__Figure data in JSON__
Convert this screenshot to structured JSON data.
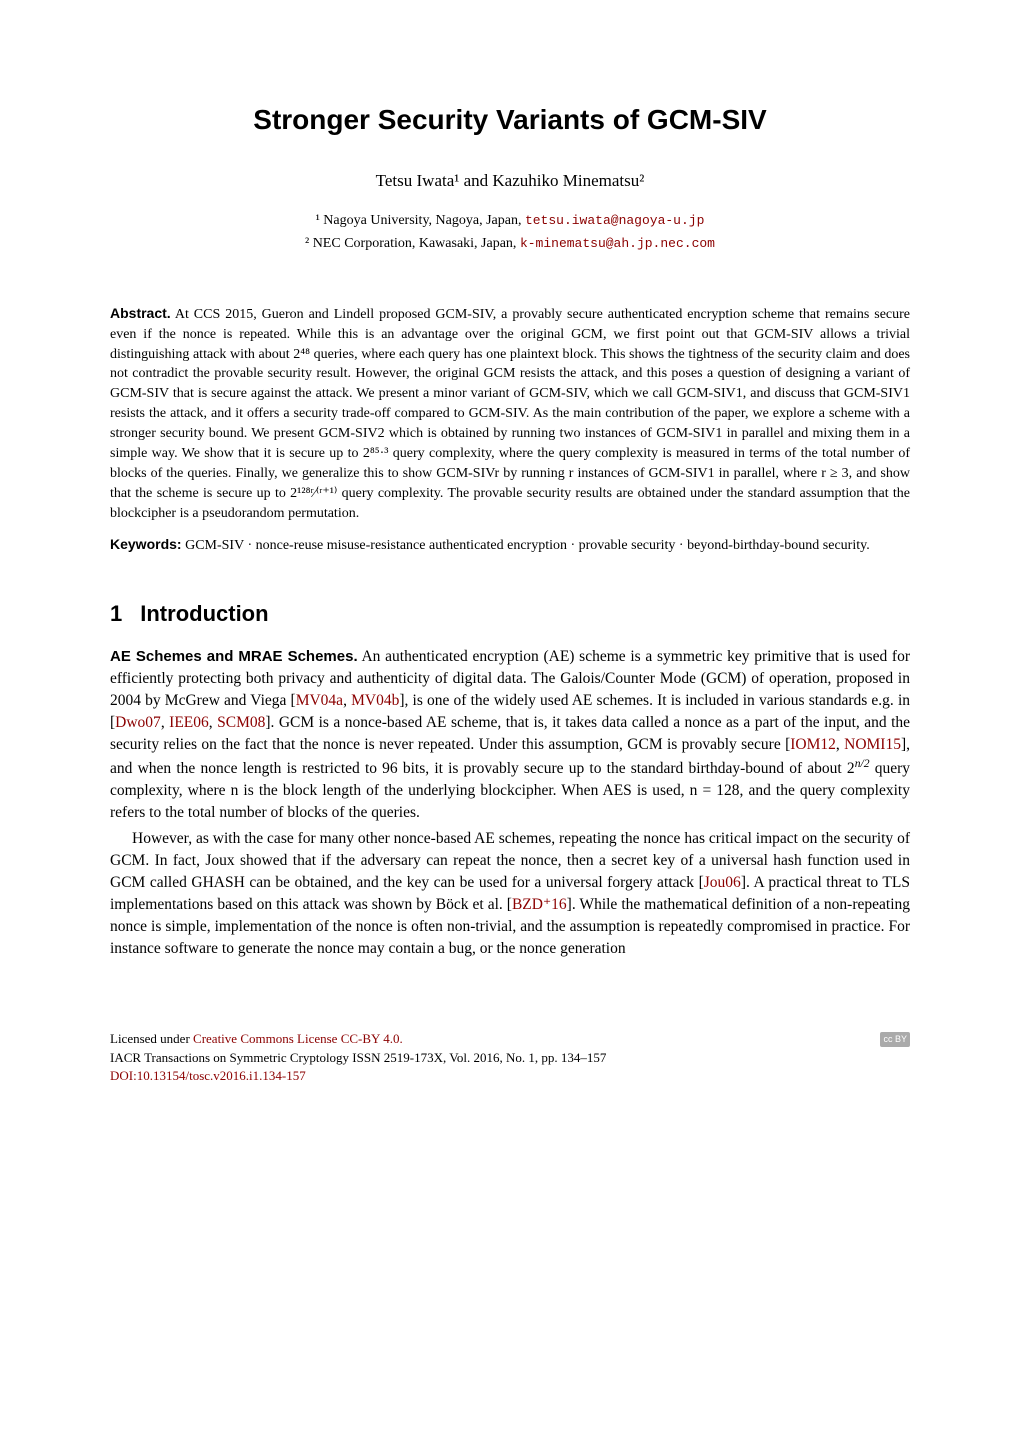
{
  "title": "Stronger Security Variants of GCM-SIV",
  "authors": "Tetsu Iwata¹ and Kazuhiko Minematsu²",
  "affiliations": {
    "a1_prefix": "¹ Nagoya University, Nagoya, Japan, ",
    "a1_email": "tetsu.iwata@nagoya-u.jp",
    "a2_prefix": "² NEC Corporation, Kawasaki, Japan, ",
    "a2_email": "k-minematsu@ah.jp.nec.com"
  },
  "abstract": {
    "label": "Abstract.",
    "text": " At CCS 2015, Gueron and Lindell proposed GCM-SIV, a provably secure authenticated encryption scheme that remains secure even if the nonce is repeated. While this is an advantage over the original GCM, we first point out that GCM-SIV allows a trivial distinguishing attack with about 2⁴⁸ queries, where each query has one plaintext block. This shows the tightness of the security claim and does not contradict the provable security result. However, the original GCM resists the attack, and this poses a question of designing a variant of GCM-SIV that is secure against the attack. We present a minor variant of GCM-SIV, which we call GCM-SIV1, and discuss that GCM-SIV1 resists the attack, and it offers a security trade-off compared to GCM-SIV. As the main contribution of the paper, we explore a scheme with a stronger security bound. We present GCM-SIV2 which is obtained by running two instances of GCM-SIV1 in parallel and mixing them in a simple way. We show that it is secure up to 2⁸⁵·³ query complexity, where the query complexity is measured in terms of the total number of blocks of the queries. Finally, we generalize this to show GCM-SIVr by running r instances of GCM-SIV1 in parallel, where r ≥ 3, and show that the scheme is secure up to 2¹²⁸ʳ⁄⁽ʳ⁺¹⁾ query complexity. The provable security results are obtained under the standard assumption that the blockcipher is a pseudorandom permutation."
  },
  "keywords": {
    "label": "Keywords:",
    "text": " GCM-SIV · nonce-reuse misuse-resistance authenticated encryption · provable security · beyond-birthday-bound security."
  },
  "section1": {
    "number": "1",
    "title": "Introduction"
  },
  "para1": {
    "heading": "AE Schemes and MRAE Schemes.",
    "text1": " An authenticated encryption (AE) scheme is a symmetric key primitive that is used for efficiently protecting both privacy and authenticity of digital data. The Galois/Counter Mode (GCM) of operation, proposed in 2004 by McGrew and Viega [",
    "cite1": "MV04a",
    "text2": ", ",
    "cite2": "MV04b",
    "text3": "], is one of the widely used AE schemes. It is included in various standards e.g. in [",
    "cite3": "Dwo07",
    "text4": ", ",
    "cite4": "IEE06",
    "text5": ", ",
    "cite5": "SCM08",
    "text6": "]. GCM is a nonce-based AE scheme, that is, it takes data called a nonce as a part of the input, and the security relies on the fact that the nonce is never repeated. Under this assumption, GCM is provably secure [",
    "cite6": "IOM12",
    "text7": ", ",
    "cite7": "NOMI15",
    "text8": "], and when the nonce length is restricted to 96 bits, it is provably secure up to the standard birthday-bound of about 2",
    "exp1": "n/2",
    "text9": " query complexity, where n is the block length of the underlying blockcipher. When AES is used, n = 128, and the query complexity refers to the total number of blocks of the queries."
  },
  "para2": {
    "text1": "However, as with the case for many other nonce-based AE schemes, repeating the nonce has critical impact on the security of GCM. In fact, Joux showed that if the adversary can repeat the nonce, then a secret key of a universal hash function used in GCM called GHASH can be obtained, and the key can be used for a universal forgery attack [",
    "cite1": "Jou06",
    "text2": "]. A practical threat to TLS implementations based on this attack was shown by Böck et al. [",
    "cite2": "BZD⁺16",
    "text3": "]. While the mathematical definition of a non-repeating nonce is simple, implementation of the nonce is often non-trivial, and the assumption is repeatedly compromised in practice. For instance software to generate the nonce may contain a bug, or the nonce generation"
  },
  "footer": {
    "license_prefix": "Licensed under ",
    "license_link": "Creative Commons License CC-BY 4.0.",
    "cc_badge": "cc BY",
    "journal": "IACR Transactions on Symmetric Cryptology ISSN 2519-173X, Vol. 2016, No. 1, pp. 134–157",
    "doi": "DOI:10.13154/tosc.v2016.i1.134-157"
  },
  "colors": {
    "link": "#8b0000",
    "text": "#000000",
    "background": "#ffffff"
  },
  "typography": {
    "title_fontsize": 28,
    "body_fontsize": 15,
    "abstract_fontsize": 14,
    "section_fontsize": 22,
    "footer_fontsize": 13
  }
}
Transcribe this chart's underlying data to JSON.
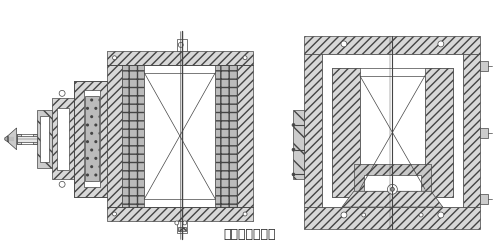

__Problem__
Using the records above, copy every line that has the word "length" in it.

__Result for this task__
    "text8": "], and when the nonce length is restricted to 96 bits, it is provably secure up to the standard birthday-bound of about 2",
    "text9": " query complexity, where n is the block length of the underlying blockcipher. When AES is used, n = 128, and the query complexity refers to the total number of blocks of the queries."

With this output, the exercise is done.